> _Entries shown_
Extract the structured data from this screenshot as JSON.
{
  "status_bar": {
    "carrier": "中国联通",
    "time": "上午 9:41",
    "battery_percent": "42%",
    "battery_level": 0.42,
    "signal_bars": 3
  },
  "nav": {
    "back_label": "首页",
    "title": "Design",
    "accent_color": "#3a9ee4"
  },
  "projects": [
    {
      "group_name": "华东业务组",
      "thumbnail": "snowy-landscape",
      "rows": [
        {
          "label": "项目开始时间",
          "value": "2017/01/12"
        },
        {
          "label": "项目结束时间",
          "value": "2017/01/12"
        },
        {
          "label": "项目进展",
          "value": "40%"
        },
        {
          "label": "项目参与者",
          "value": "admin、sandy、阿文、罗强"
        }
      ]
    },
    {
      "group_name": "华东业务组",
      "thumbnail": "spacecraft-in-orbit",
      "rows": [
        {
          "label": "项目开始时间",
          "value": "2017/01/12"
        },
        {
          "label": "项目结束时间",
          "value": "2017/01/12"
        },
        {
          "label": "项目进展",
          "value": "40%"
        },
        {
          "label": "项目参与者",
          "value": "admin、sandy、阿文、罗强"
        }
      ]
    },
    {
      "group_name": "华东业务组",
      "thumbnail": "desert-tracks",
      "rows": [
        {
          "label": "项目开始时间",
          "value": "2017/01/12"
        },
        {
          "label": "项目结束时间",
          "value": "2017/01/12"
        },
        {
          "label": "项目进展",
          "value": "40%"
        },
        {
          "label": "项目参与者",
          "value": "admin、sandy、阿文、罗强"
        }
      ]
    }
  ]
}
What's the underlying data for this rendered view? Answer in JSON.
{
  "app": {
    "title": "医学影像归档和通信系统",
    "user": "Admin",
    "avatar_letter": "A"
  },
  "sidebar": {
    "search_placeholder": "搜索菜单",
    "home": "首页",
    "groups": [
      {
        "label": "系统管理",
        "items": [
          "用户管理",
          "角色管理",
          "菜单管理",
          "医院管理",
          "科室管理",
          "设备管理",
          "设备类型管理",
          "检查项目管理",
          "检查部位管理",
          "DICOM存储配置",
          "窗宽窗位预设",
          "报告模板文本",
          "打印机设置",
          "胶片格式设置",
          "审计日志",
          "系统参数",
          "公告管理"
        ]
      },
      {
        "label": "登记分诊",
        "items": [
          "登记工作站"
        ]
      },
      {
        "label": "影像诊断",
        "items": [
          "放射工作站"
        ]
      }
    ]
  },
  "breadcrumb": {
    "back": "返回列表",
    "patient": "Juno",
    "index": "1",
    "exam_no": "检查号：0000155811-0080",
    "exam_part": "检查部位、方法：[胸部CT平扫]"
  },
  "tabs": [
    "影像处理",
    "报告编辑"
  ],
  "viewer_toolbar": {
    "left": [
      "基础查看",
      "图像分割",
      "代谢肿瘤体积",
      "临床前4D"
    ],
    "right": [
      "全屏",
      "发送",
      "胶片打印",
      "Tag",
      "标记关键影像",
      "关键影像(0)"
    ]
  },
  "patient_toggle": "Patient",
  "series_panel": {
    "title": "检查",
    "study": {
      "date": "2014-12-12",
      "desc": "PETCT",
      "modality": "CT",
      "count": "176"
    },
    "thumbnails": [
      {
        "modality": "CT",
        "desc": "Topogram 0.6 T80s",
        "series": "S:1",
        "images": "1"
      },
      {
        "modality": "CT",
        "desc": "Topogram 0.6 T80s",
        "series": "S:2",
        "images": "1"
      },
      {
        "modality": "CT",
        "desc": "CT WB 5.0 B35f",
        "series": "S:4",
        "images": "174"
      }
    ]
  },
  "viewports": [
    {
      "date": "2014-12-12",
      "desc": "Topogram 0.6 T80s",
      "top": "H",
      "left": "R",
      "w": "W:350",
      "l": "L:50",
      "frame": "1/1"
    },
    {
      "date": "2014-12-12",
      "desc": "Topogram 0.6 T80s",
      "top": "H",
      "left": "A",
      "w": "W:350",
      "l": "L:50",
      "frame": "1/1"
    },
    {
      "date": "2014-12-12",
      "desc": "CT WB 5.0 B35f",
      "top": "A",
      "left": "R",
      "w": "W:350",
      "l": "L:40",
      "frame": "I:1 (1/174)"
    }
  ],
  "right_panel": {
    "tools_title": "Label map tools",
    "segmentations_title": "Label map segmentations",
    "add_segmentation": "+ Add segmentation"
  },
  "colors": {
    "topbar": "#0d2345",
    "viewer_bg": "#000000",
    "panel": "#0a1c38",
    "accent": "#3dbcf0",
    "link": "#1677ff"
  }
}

> _Task requirements_
Collect the lines that hold "this".

> _The response_
Extract the structured data from this screenshot as JSON.
What's the underlying data for this rendered view? Answer in JSON.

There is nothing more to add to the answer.